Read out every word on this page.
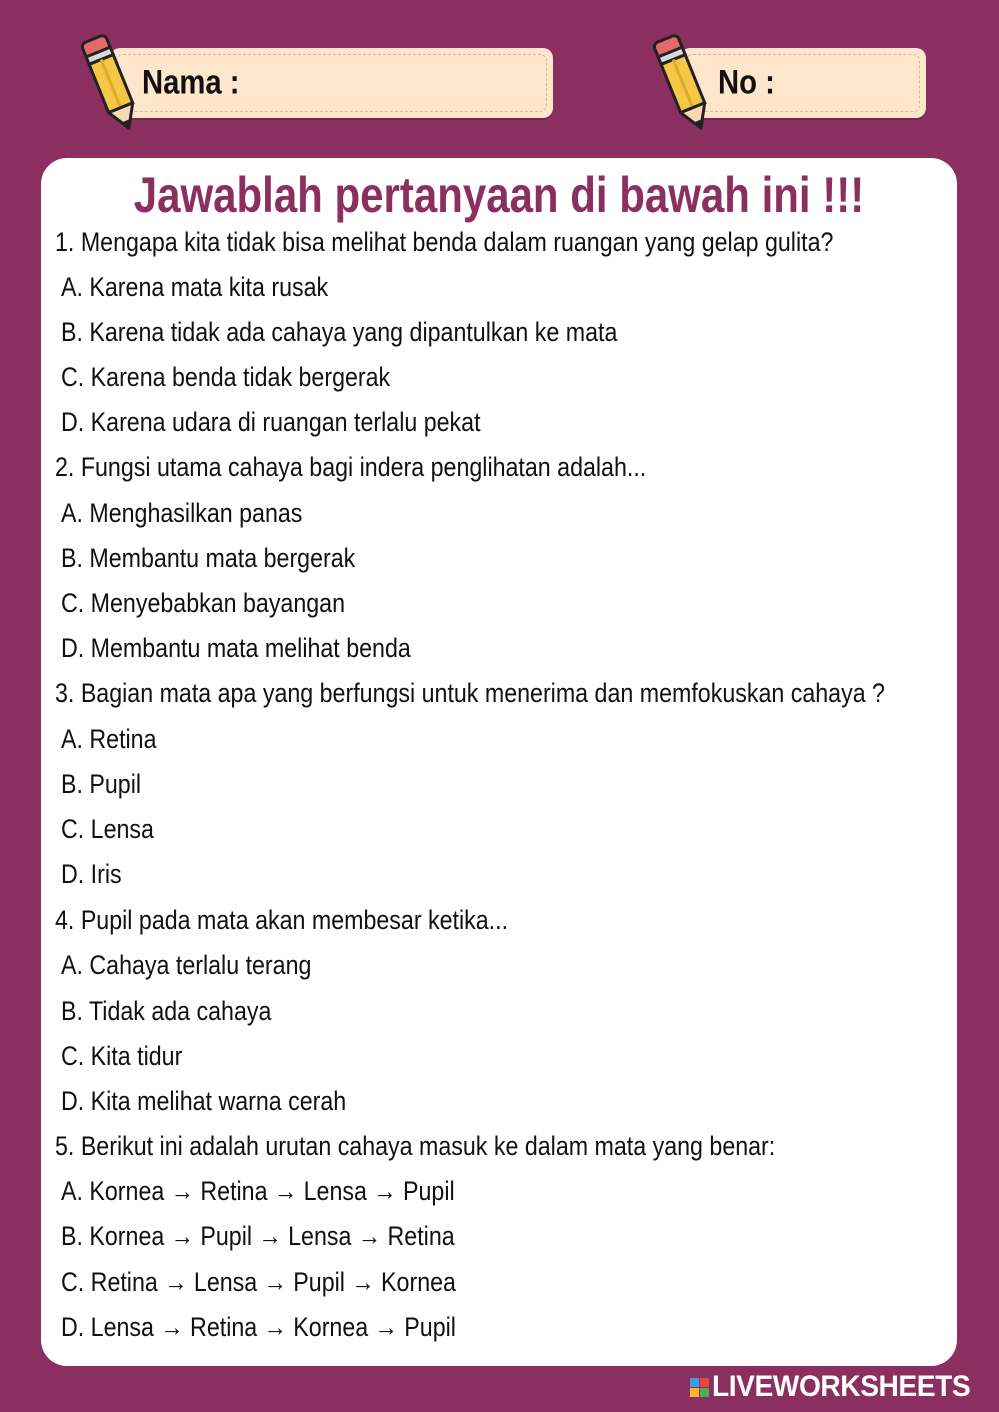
Nama :	No :
Jawablah pertanyaan di bawah ini !!!
1. Mengapa kita tidak bisa melihat benda dalam ruangan yang gelap gulita?
A. Karena mata kita rusak
B. Karena tidak ada cahaya yang dipantulkan ke mata
C. Karena benda tidak bergerak
D. Karena udara di ruangan terlalu pekat
2. Fungsi utama cahaya bagi indera penglihatan adalah...
A. Menghasilkan panas
B. Membantu mata bergerak
C. Menyebabkan bayangan
D. Membantu mata melihat benda
3. Bagian mata apa yang berfungsi untuk menerima dan memfokuskan cahaya ?
A. Retina
B. Pupil
C. Lensa
D. Iris
4. Pupil pada mata akan membesar ketika...
A. Cahaya terlalu terang
B. Tidak ada cahaya
C. Kita tidur
D. Kita melihat warna cerah
5. Berikut ini adalah urutan cahaya masuk ke dalam mata yang benar:
A. Kornea → Retina → Lensa → Pupil
B. Kornea → Pupil → Lensa → Retina
C. Retina → Lensa → Pupil → Kornea
D. Lensa → Retina → Kornea → Pupil
LIVEWORKSHEETS
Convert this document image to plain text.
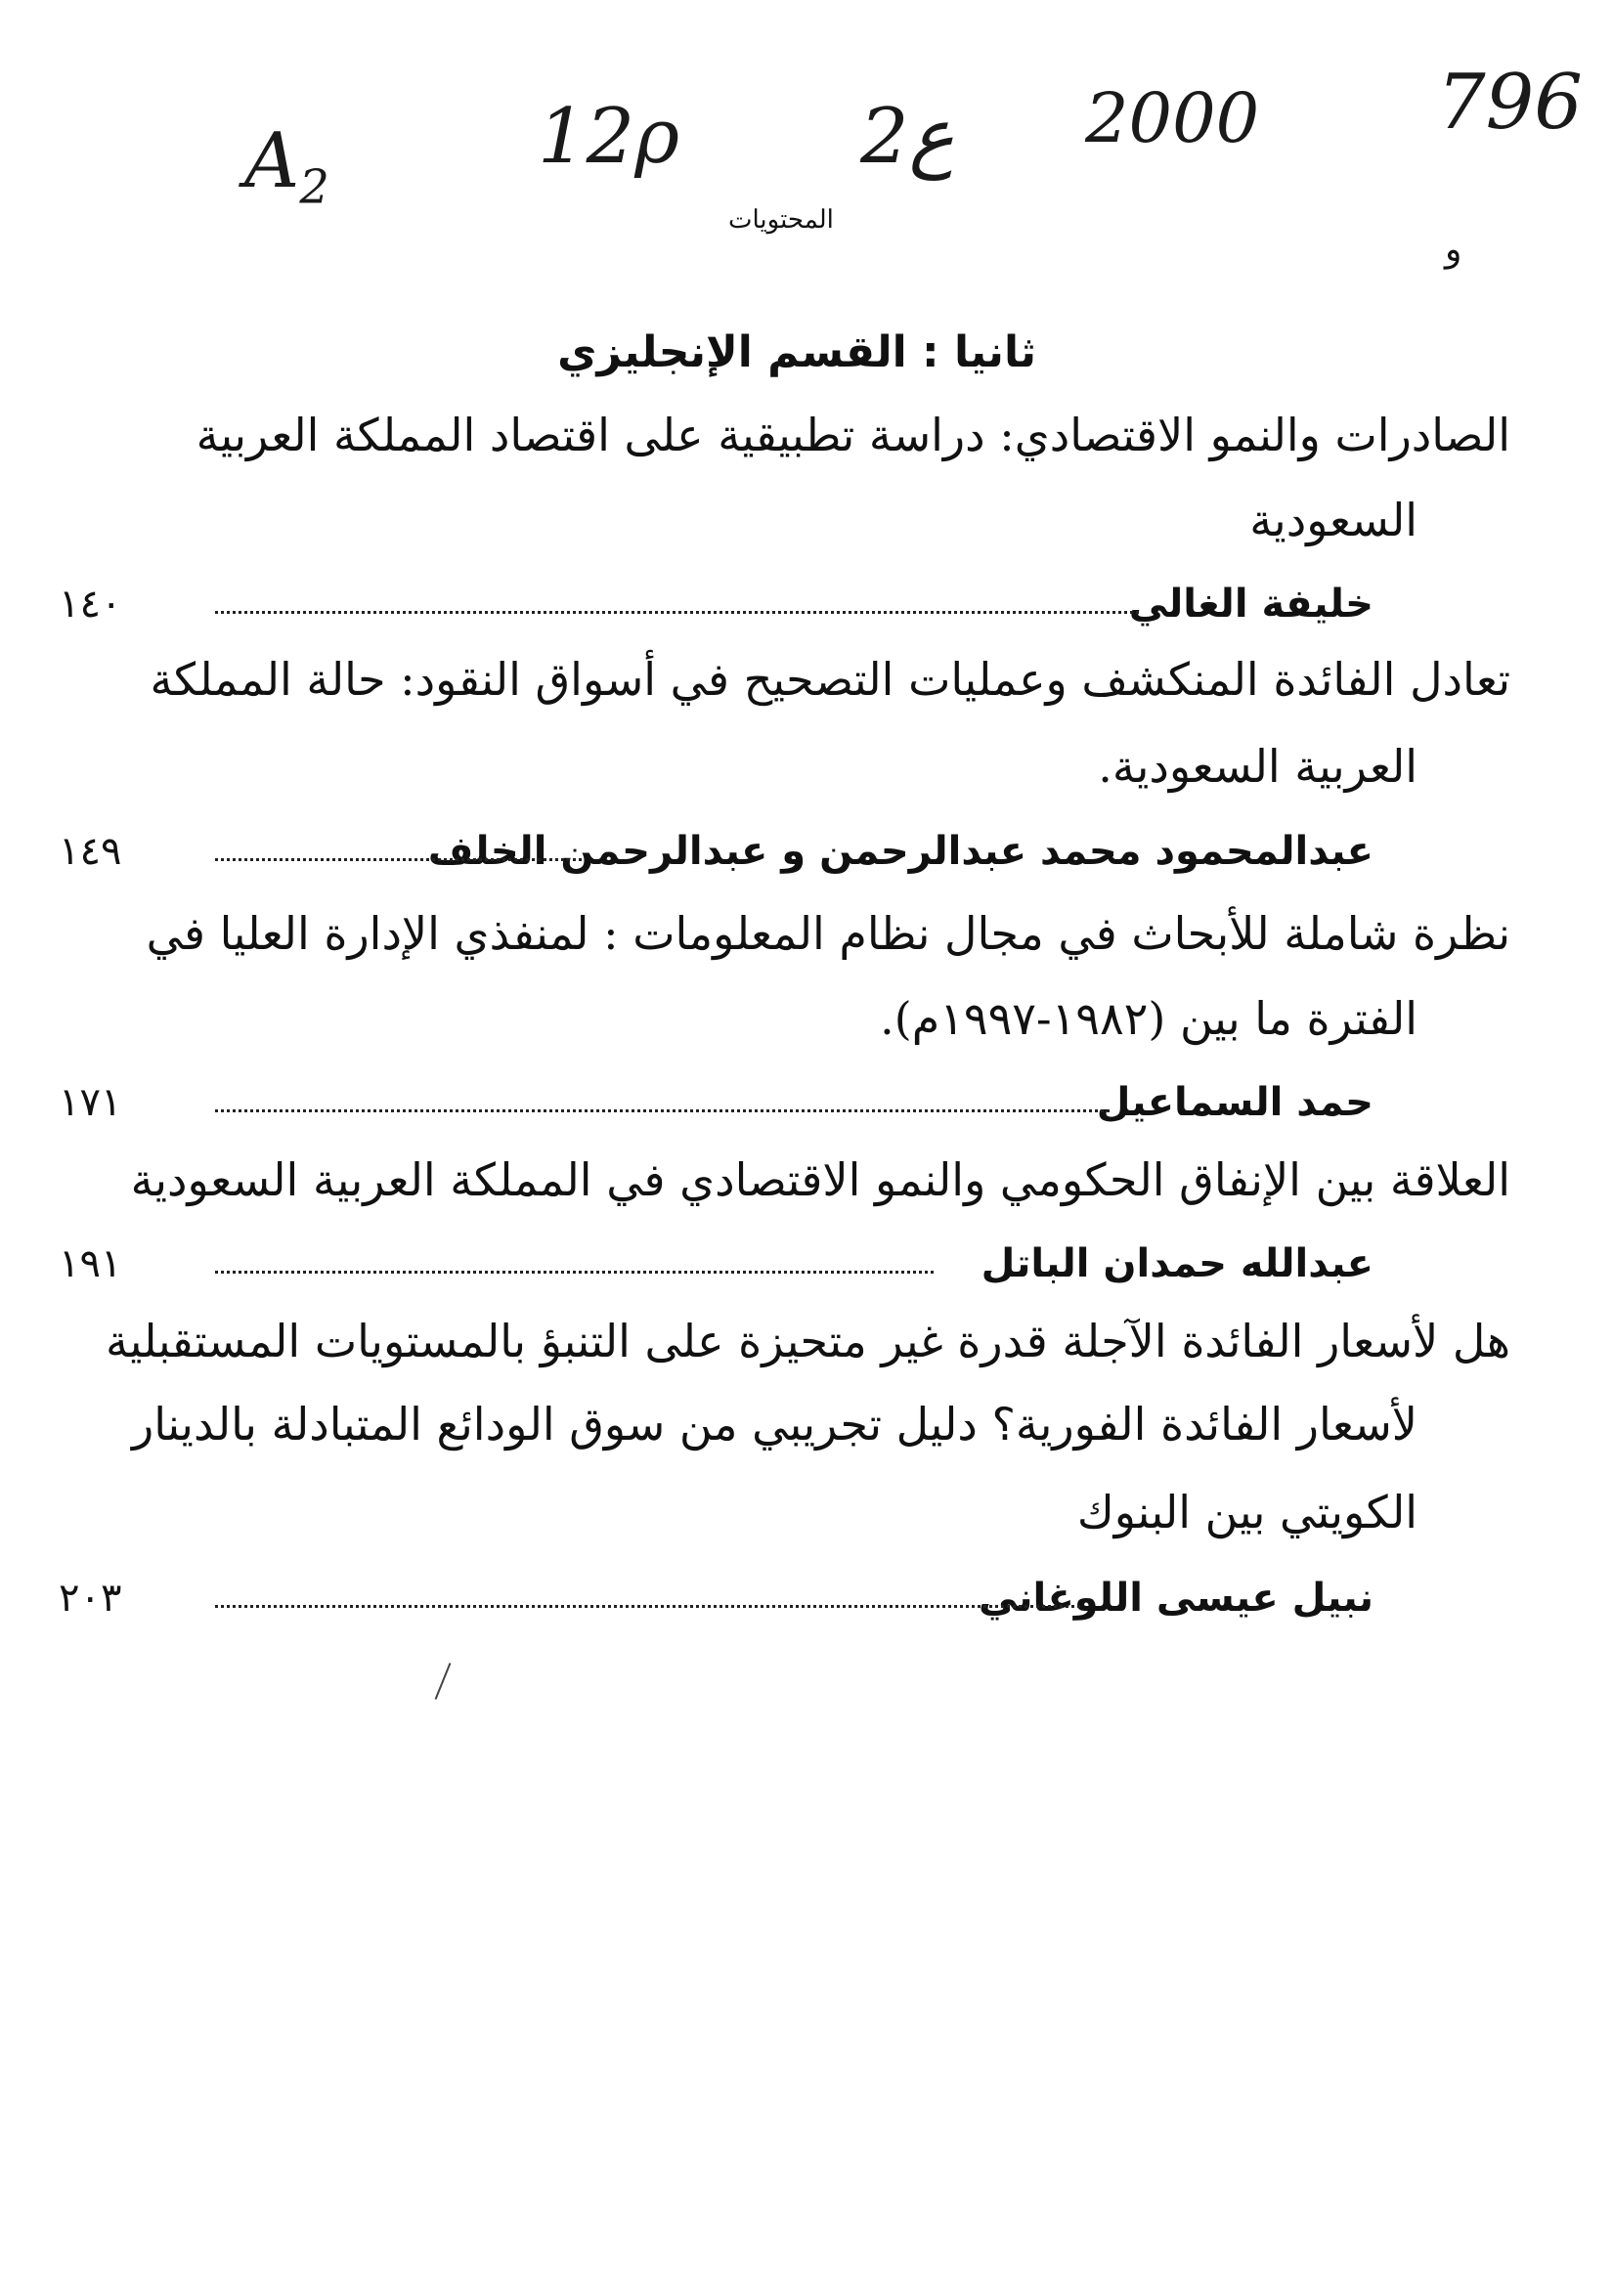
$A_2$
12ρ 2ع 2000 796
المحتويات
و
ثانيا : القسم الإنجليزي
الصادرات والنمو الاقتصادي: دراسة تطبيقية على اقتصاد المملكة العربية
السعودية
خليفة الغالي
١٤٠
تعادل الفائدة المنكشف وعمليات التصحيح في أسواق النقود: حالة المملكة
العربية السعودية.
عبدالمحمود محمد عبدالرحمن و عبدالرحمن الخلف
١٤٩
نظرة شاملة للأبحاث في مجال نظام المعلومات : لمنفذي الإدارة العليا في
الفترة ما بين (١٩٨٢-١٩٩٧م).
حمد السماعيل
١٧١
العلاقة بين الإنفاق الحكومي والنمو الاقتصادي في المملكة العربية السعودية
عبدالله حمدان الباتل
١٩١
هل لأسعار الفائدة الآجلة قدرة غير متحيزة على التنبؤ بالمستويات المستقبلية
لأسعار الفائدة الفورية؟ دليل تجريبي من سوق الودائع المتبادلة بالدينار
الكويتي بين البنوك
نبيل عيسى اللوغاني
٢٠٣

------------------------------------------------

Challenge. Find the number of lines in which the word "Pupil" occurs, and write nothing but that number.

Final result. 6